→ Directive:
For every line in the data below that contains "name", copy the line.

→ Provided data:

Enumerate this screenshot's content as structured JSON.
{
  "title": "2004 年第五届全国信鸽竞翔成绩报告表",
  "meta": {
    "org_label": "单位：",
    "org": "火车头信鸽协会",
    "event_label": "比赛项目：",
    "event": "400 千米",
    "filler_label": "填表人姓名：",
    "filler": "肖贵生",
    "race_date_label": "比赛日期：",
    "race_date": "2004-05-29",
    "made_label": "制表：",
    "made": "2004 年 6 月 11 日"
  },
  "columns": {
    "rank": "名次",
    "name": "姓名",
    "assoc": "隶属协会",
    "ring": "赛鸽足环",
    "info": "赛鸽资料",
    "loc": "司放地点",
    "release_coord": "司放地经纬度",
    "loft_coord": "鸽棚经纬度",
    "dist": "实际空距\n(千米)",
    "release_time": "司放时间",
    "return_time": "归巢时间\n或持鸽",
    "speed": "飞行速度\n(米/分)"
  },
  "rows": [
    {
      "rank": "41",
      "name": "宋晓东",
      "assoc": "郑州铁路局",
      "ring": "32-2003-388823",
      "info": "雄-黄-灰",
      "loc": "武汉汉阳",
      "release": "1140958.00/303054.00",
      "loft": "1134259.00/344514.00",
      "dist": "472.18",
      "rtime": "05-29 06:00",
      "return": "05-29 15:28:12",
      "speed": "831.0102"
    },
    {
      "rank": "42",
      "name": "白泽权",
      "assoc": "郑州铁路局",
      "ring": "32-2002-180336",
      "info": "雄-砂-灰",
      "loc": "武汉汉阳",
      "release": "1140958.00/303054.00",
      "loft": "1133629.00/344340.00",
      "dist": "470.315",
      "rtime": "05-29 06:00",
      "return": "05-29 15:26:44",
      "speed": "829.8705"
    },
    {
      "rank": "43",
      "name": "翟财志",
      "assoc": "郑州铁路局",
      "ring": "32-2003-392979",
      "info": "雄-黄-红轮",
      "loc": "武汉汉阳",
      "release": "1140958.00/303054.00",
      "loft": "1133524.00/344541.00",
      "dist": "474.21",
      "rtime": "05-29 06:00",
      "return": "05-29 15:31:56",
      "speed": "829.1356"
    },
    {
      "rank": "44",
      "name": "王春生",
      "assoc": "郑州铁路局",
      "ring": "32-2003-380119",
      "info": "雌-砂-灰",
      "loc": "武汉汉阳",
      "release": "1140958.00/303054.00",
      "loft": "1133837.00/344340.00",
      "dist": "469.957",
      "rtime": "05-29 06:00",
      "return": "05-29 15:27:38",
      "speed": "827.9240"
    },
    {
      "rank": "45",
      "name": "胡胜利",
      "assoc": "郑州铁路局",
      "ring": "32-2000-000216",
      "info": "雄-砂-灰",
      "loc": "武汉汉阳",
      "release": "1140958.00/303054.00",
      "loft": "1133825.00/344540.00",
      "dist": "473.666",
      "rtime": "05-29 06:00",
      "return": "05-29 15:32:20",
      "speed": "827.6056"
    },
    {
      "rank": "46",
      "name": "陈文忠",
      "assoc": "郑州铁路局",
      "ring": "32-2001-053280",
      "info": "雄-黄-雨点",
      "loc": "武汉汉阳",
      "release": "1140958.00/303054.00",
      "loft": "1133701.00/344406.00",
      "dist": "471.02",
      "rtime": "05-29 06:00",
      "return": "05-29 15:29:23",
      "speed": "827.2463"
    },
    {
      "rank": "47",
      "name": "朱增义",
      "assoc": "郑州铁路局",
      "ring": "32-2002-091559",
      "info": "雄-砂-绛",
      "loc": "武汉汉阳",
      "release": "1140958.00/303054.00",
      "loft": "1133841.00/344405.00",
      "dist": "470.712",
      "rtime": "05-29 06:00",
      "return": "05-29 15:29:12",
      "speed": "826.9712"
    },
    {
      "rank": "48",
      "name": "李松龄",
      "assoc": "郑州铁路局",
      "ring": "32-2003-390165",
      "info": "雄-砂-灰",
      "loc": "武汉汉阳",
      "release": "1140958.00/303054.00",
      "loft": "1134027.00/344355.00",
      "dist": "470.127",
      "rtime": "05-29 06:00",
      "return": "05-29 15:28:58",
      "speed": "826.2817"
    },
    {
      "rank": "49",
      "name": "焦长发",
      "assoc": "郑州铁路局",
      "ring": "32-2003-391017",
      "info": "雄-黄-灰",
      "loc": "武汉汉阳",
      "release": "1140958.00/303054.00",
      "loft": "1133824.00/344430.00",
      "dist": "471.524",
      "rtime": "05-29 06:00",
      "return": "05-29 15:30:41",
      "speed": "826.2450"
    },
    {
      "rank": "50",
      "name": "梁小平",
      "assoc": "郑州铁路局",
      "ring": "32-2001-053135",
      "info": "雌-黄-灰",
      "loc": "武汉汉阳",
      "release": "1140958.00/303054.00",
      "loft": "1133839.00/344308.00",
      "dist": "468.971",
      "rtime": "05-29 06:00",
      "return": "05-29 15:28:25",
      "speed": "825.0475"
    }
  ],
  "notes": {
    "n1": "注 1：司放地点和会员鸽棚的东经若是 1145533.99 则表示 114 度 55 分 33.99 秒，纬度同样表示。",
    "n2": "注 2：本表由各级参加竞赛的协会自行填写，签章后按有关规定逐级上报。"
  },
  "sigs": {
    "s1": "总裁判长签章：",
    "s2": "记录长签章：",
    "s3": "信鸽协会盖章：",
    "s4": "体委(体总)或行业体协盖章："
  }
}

→ Response:
    "name": "姓名",
      "name": "宋晓东",
      "name": "白泽权",
      "name": "翟财志",
      "name": "王春生",
      "name": "胡胜利",
      "name": "陈文忠",
      "name": "朱增义",
      "name": "李松龄",
      "name": "焦长发",
      "name": "梁小平",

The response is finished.